• _TASK INSTRUCTIONS_
Extract the text of every entry below exactly; leave images out.

Records from a collection
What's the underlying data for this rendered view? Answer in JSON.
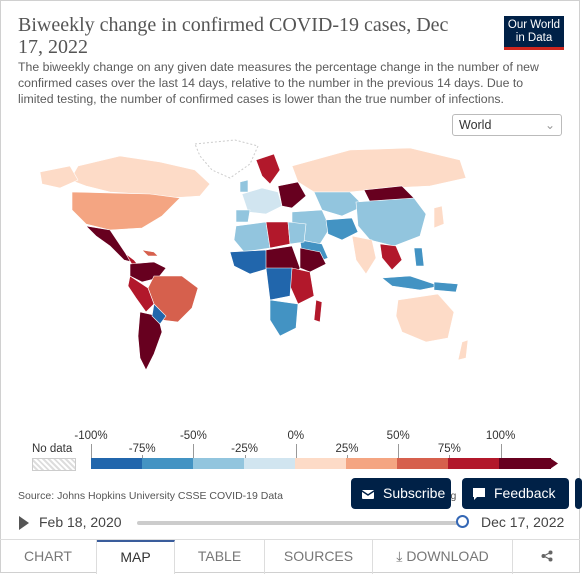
{
  "header": {
    "title": "Biweekly change in confirmed COVID-19 cases, Dec 17, 2022",
    "subtitle": "The biweekly change on any given date measures the percentage change in the number of new confirmed cases over the last 14 days, relative to the number in the previous 14 days. Due to limited testing, the number of confirmed cases is lower than the true number of infections."
  },
  "logo": {
    "line1": "Our World",
    "line2": "in Data"
  },
  "region_select": {
    "value": "World"
  },
  "legend": {
    "no_data_label": "No data",
    "ticks_top": [
      "-100%",
      "-50%",
      "0%",
      "50%",
      "100%"
    ],
    "ticks_bottom": [
      "-75%",
      "-25%",
      "25%",
      "75%"
    ],
    "colors": [
      "#2166ac",
      "#4393c3",
      "#92c5de",
      "#d1e5f0",
      "#fddbc7",
      "#f4a582",
      "#d6604d",
      "#b2182b",
      "#67001f"
    ]
  },
  "source": {
    "text": "Source: Johns Hopkins University CSSE COVID-19 Data",
    "tail": "rg"
  },
  "buttons": {
    "subscribe": "Subscribe",
    "feedback": "Feedback"
  },
  "timeline": {
    "start_date": "Feb 18, 2020",
    "end_date": "Dec 17, 2022",
    "position": 1.0
  },
  "tabs": [
    "CHART",
    "MAP",
    "TABLE",
    "SOURCES",
    "DOWNLOAD"
  ],
  "icons": {
    "download": "download-icon",
    "share": "share-icon",
    "subscribe": "envelope-icon",
    "feedback": "chat-bubble-icon"
  }
}
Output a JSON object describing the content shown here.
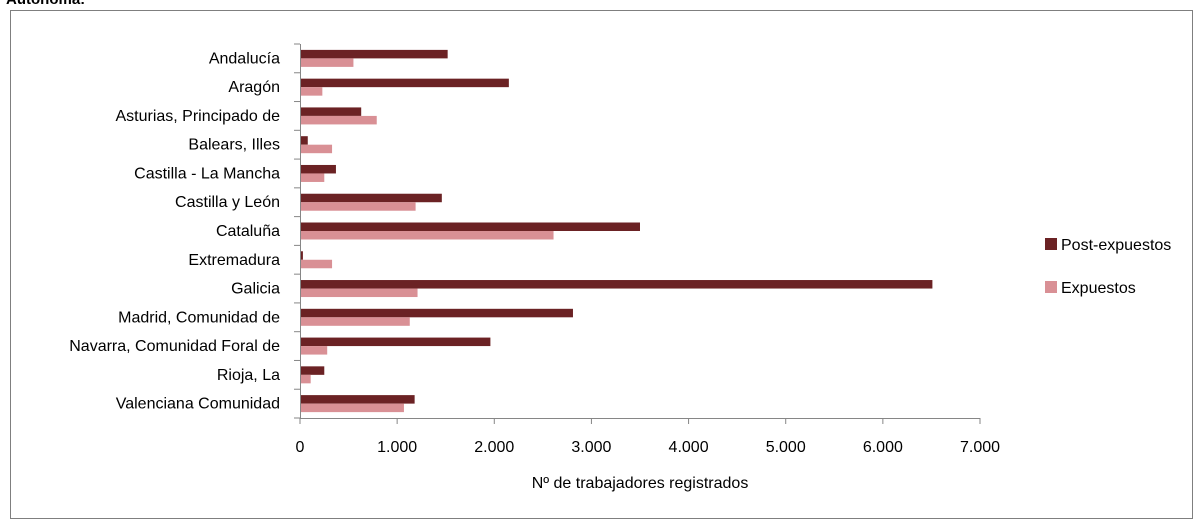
{
  "header_fragment": "Autónoma:",
  "chart_data": {
    "type": "bar",
    "orientation": "horizontal",
    "categories": [
      "Andalucía",
      "Aragón",
      "Asturias, Principado de",
      "Balears, Illes",
      "Castilla - La Mancha",
      "Castilla y León",
      "Cataluña",
      "Extremadura",
      "Galicia",
      "Madrid, Comunidad de",
      "Navarra, Comunidad Foral de",
      "Rioja, La",
      "Valenciana Comunidad"
    ],
    "series": [
      {
        "name": "Post-expuestos",
        "color": "#6b2224",
        "values": [
          1520,
          2150,
          630,
          80,
          370,
          1460,
          3500,
          30,
          6510,
          2810,
          1960,
          250,
          1180
        ]
      },
      {
        "name": "Expuestos",
        "color": "#d99095",
        "values": [
          550,
          230,
          790,
          330,
          250,
          1190,
          2610,
          330,
          1210,
          1130,
          280,
          110,
          1070
        ]
      }
    ],
    "xlabel": "Nº de trabajadores registrados",
    "ylabel": "",
    "xlim": [
      0,
      7000
    ],
    "xticks": [
      "0",
      "1.000",
      "2.000",
      "3.000",
      "4.000",
      "5.000",
      "6.000",
      "7.000"
    ],
    "grid": false,
    "legend_position": "right"
  }
}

• _REPLY_
What's the underlying data for this rendered view? Answer in JSON.
{
  "header": {
    "title": "Biweekly change in confirmed COVID-19 cases, Dec 17, 2022",
    "subtitle": "The biweekly change on any given date measures the percentage change in the number of new confirmed cases over the last 14 days, relative to the number in the previous 14 days. Due to limited testing, the number of confirmed cases is lower than the true number of infections."
  },
  "logo": {
    "line1": "Our World",
    "line2": "in Data"
  },
  "region_select": {
    "value": "World"
  },
  "legend": {
    "no_data_label": "No data",
    "ticks_top": [
      "-100%",
      "-50%",
      "0%",
      "50%",
      "100%"
    ],
    "ticks_bottom": [
      "-75%",
      "-25%",
      "25%",
      "75%"
    ],
    "colors": [
      "#2166ac",
      "#4393c3",
      "#92c5de",
      "#d1e5f0",
      "#fddbc7",
      "#f4a582",
      "#d6604d",
      "#b2182b",
      "#67001f"
    ]
  },
  "source": {
    "text": "Source: Johns Hopkins University CSSE COVID-19 Data",
    "tail": "rg"
  },
  "buttons": {
    "subscribe": "Subscribe",
    "feedback": "Feedback"
  },
  "timeline": {
    "start_date": "Feb 18, 2020",
    "end_date": "Dec 17, 2022",
    "position": 1.0
  },
  "tabs": [
    "CHART",
    "MAP",
    "TABLE",
    "SOURCES",
    "DOWNLOAD"
  ],
  "icons": {
    "download": "download-icon",
    "share": "share-icon",
    "subscribe": "envelope-icon",
    "feedback": "chat-bubble-icon"
  }
}
Output a JSON object describing the content shown here.
{
  "header_fragment": "Autónoma:",
  "chart_data": {
    "type": "bar",
    "orientation": "horizontal",
    "categories": [
      "Andalucía",
      "Aragón",
      "Asturias, Principado de",
      "Balears, Illes",
      "Castilla - La Mancha",
      "Castilla y León",
      "Cataluña",
      "Extremadura",
      "Galicia",
      "Madrid, Comunidad de",
      "Navarra, Comunidad Foral de",
      "Rioja, La",
      "Valenciana Comunidad"
    ],
    "series": [
      {
        "name": "Post-expuestos",
        "color": "#6b2224",
        "values": [
          1520,
          2150,
          630,
          80,
          370,
          1460,
          3500,
          30,
          6510,
          2810,
          1960,
          250,
          1180
        ]
      },
      {
        "name": "Expuestos",
        "color": "#d99095",
        "values": [
          550,
          230,
          790,
          330,
          250,
          1190,
          2610,
          330,
          1210,
          1130,
          280,
          110,
          1070
        ]
      }
    ],
    "xlabel": "Nº de trabajadores registrados",
    "ylabel": "",
    "xlim": [
      0,
      7000
    ],
    "xticks": [
      "0",
      "1.000",
      "2.000",
      "3.000",
      "4.000",
      "5.000",
      "6.000",
      "7.000"
    ],
    "grid": false,
    "legend_position": "right"
  }
}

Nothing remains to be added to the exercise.